═════ Task inputs

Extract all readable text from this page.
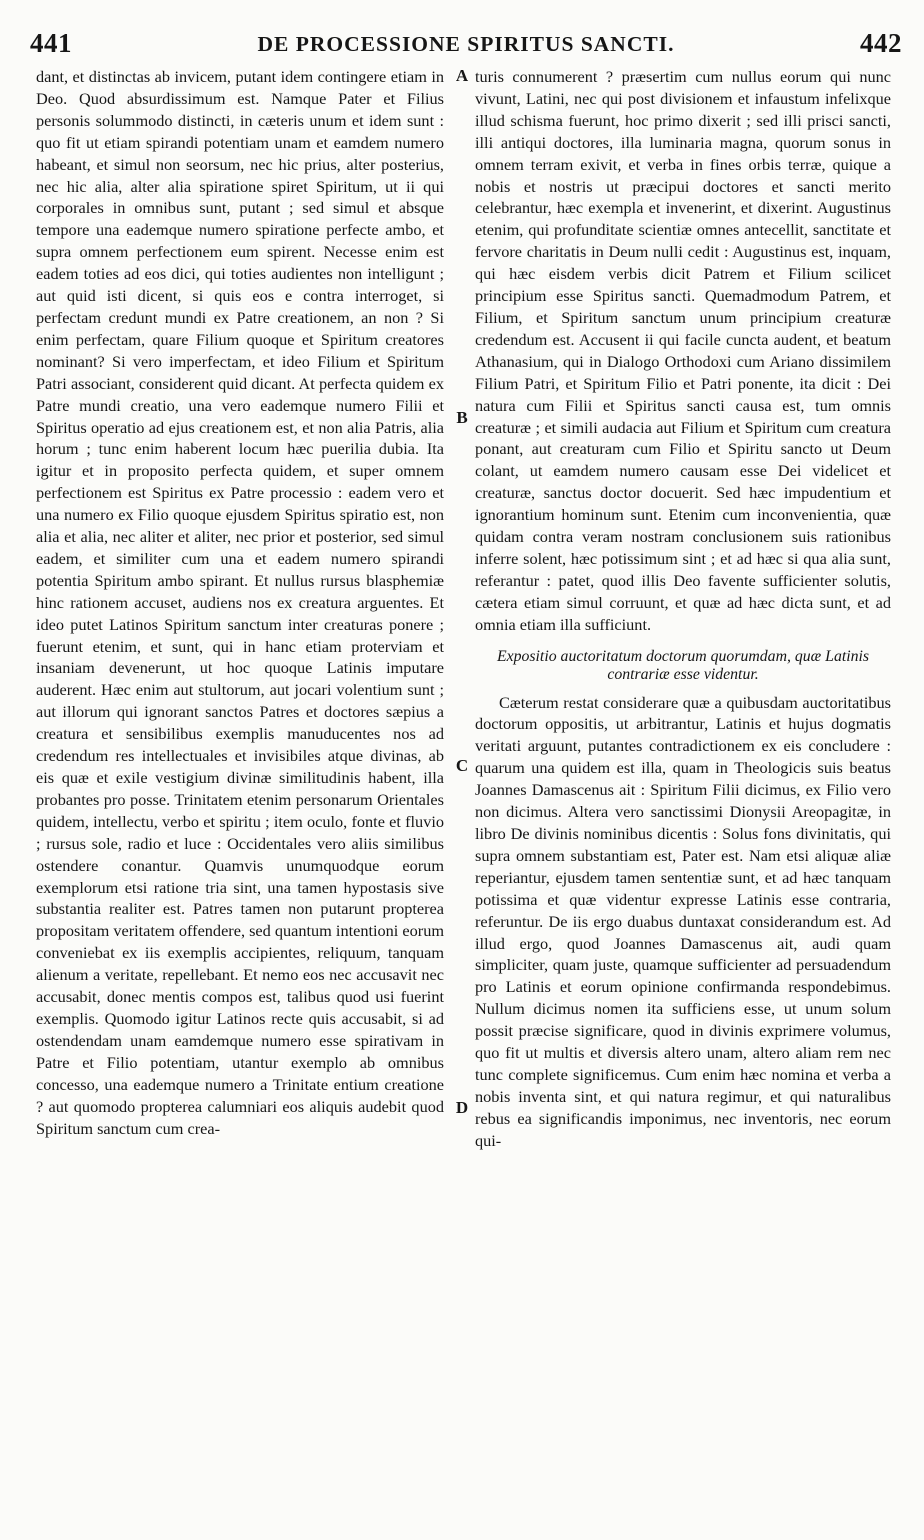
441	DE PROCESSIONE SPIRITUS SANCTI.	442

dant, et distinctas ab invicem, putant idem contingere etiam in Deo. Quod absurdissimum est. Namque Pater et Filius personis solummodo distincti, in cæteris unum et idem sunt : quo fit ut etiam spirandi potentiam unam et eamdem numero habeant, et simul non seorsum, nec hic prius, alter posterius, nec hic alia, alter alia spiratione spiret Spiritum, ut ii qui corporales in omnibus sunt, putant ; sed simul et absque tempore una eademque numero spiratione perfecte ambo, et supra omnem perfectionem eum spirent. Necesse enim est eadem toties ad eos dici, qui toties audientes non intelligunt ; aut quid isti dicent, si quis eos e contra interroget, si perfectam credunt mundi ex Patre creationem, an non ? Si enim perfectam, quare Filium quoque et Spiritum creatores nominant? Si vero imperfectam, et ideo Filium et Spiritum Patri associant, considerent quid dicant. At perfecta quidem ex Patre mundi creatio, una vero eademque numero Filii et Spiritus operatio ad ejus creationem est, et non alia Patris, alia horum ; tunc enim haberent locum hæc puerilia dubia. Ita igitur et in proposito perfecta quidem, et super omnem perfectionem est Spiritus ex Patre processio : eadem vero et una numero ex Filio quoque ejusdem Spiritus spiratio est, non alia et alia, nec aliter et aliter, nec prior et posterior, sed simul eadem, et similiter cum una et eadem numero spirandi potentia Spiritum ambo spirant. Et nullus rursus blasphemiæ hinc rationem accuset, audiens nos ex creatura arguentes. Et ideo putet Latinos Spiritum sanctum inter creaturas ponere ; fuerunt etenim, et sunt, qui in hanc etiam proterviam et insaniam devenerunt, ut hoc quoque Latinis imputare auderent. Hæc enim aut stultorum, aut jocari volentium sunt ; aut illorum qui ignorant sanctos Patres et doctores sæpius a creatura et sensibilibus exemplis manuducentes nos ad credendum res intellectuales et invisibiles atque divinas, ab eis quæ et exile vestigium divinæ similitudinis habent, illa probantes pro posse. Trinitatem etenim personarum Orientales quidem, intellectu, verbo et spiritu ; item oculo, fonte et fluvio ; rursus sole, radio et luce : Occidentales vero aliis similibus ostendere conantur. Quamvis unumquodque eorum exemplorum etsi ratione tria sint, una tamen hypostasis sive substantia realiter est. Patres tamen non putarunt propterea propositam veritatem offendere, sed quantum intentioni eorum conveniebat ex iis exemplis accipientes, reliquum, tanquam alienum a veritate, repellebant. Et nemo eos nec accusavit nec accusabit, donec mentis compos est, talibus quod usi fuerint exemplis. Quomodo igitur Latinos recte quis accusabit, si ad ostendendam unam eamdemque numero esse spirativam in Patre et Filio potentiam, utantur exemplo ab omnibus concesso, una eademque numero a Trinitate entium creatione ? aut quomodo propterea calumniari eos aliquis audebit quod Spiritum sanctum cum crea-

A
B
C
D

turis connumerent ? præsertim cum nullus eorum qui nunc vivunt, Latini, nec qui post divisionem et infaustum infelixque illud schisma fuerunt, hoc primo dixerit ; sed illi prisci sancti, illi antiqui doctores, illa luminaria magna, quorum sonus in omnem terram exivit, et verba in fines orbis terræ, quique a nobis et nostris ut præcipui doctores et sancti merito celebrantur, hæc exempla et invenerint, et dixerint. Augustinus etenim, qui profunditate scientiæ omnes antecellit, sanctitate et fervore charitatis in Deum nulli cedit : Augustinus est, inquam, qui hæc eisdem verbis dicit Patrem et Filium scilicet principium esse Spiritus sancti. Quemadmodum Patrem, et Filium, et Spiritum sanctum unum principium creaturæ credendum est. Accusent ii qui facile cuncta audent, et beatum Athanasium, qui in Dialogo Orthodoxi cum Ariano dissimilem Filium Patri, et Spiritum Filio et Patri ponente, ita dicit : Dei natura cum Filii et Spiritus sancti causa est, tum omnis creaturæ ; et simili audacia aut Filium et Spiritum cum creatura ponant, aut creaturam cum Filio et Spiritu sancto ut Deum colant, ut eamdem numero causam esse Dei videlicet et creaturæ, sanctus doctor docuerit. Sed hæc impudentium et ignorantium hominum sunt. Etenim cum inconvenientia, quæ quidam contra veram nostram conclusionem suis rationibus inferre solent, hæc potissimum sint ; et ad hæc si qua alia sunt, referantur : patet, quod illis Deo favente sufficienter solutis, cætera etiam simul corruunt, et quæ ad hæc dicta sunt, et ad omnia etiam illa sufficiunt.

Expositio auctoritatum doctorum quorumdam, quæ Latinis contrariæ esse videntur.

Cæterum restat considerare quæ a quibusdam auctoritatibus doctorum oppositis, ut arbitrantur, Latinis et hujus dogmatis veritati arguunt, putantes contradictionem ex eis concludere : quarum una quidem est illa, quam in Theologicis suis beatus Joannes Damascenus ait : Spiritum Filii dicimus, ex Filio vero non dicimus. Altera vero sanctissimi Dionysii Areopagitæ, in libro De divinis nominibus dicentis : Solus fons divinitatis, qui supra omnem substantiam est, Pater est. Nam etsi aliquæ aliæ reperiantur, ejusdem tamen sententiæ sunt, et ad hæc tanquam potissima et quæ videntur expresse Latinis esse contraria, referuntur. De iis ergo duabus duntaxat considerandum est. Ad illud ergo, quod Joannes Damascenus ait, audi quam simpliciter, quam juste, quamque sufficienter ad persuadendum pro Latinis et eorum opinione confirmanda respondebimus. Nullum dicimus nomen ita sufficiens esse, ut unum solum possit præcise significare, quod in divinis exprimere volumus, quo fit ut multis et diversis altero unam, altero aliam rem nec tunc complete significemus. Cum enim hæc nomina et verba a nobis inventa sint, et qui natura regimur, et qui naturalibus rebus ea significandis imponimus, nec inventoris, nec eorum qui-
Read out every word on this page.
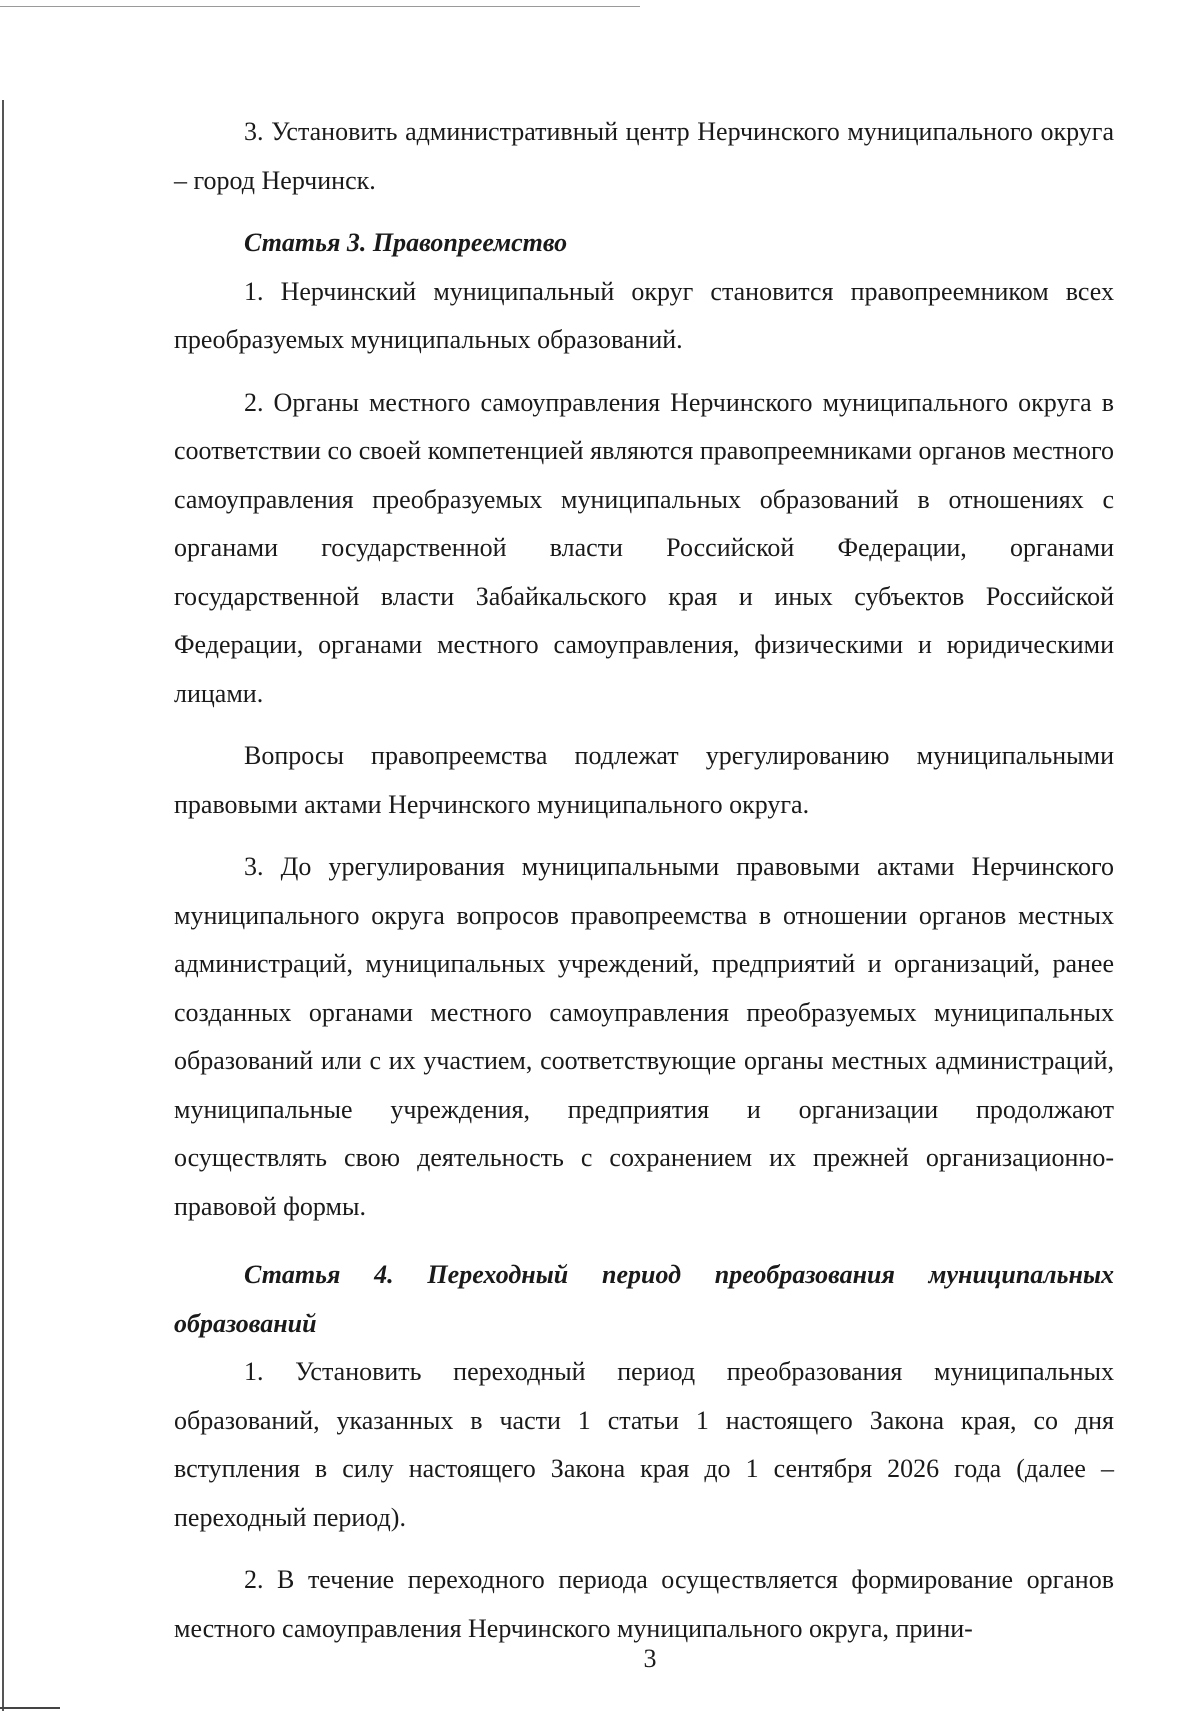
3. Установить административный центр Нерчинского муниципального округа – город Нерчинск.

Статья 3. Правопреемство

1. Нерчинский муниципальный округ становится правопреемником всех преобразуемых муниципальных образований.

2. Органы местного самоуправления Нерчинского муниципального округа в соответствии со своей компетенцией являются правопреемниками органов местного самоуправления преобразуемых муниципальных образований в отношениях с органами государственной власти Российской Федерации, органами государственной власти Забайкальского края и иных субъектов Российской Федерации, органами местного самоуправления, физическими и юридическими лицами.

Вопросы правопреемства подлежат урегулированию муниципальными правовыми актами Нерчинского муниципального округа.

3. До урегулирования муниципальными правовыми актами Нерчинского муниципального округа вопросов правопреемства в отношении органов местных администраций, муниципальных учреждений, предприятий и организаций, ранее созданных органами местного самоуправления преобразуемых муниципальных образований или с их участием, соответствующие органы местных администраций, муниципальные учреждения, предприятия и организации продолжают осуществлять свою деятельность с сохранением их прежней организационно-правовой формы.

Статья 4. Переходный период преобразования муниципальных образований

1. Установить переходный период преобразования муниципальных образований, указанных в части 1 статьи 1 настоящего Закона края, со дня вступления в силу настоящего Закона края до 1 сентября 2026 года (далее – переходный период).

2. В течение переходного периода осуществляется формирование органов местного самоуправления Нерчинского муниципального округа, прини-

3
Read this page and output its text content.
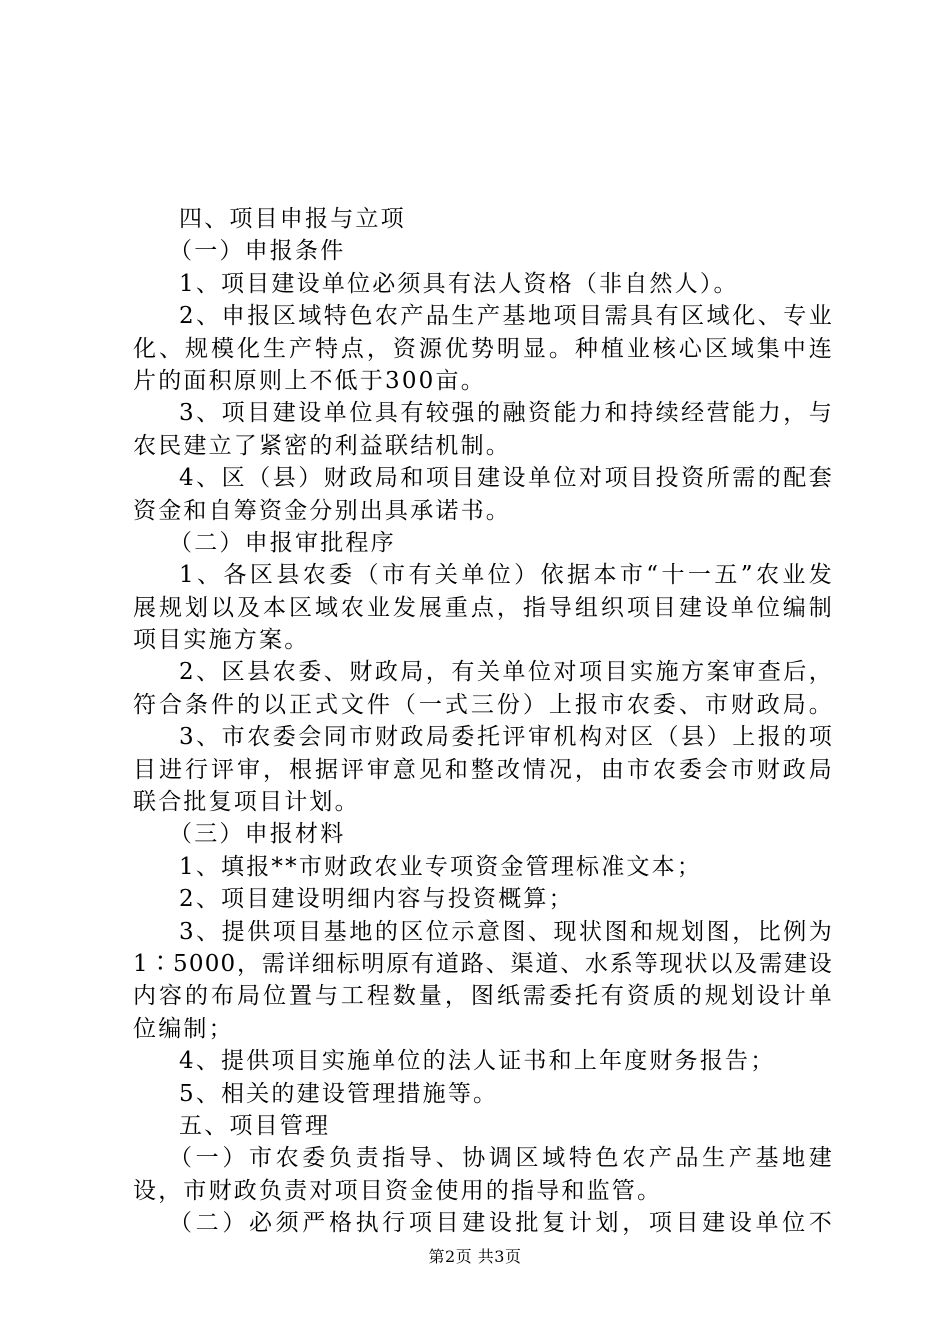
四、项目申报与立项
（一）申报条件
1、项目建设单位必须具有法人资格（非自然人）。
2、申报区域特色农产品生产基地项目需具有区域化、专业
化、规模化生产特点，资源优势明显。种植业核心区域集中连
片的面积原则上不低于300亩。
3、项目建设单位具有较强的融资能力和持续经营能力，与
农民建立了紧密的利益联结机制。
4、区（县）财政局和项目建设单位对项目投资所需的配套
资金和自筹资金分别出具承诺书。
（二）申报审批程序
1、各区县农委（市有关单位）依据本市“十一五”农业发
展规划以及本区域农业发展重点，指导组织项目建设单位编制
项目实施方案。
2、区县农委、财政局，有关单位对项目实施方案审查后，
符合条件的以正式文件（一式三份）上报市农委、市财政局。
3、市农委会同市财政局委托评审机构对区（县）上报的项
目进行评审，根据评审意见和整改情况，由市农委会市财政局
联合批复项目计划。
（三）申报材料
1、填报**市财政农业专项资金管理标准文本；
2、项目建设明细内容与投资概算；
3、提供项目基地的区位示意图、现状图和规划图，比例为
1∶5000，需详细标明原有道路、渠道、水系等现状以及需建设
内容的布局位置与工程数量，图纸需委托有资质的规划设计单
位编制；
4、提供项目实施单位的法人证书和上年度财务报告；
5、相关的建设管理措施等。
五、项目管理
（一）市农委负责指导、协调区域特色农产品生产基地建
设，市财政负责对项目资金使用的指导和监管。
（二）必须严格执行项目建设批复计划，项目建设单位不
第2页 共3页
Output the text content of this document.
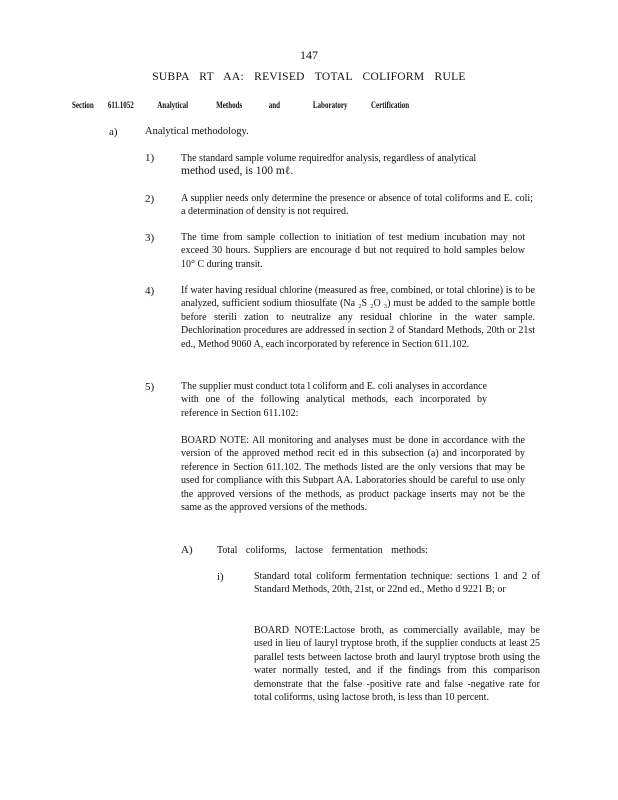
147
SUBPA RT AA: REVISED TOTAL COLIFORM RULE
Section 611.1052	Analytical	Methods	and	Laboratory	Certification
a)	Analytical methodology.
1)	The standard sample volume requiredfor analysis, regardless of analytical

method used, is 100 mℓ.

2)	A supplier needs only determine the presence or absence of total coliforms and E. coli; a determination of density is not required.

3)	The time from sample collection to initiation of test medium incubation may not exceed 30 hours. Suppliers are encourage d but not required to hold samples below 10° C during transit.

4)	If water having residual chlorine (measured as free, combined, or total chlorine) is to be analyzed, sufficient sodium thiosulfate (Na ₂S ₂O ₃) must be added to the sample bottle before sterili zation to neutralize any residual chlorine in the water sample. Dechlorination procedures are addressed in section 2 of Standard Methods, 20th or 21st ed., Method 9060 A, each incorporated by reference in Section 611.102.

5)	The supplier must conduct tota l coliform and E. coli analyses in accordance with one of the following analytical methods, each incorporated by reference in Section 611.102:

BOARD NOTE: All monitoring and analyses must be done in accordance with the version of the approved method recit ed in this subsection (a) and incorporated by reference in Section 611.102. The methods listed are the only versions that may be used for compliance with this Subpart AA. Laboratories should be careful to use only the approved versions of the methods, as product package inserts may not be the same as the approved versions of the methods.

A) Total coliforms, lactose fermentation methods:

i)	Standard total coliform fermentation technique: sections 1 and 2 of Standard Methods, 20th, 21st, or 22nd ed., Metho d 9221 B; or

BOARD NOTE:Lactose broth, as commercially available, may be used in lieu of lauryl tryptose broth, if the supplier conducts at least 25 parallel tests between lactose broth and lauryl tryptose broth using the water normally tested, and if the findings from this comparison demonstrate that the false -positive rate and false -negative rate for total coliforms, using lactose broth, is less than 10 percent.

══════════

- _Exercise_
State how many lines include the string "page", and nothing more.

- _Response to this exercise_
3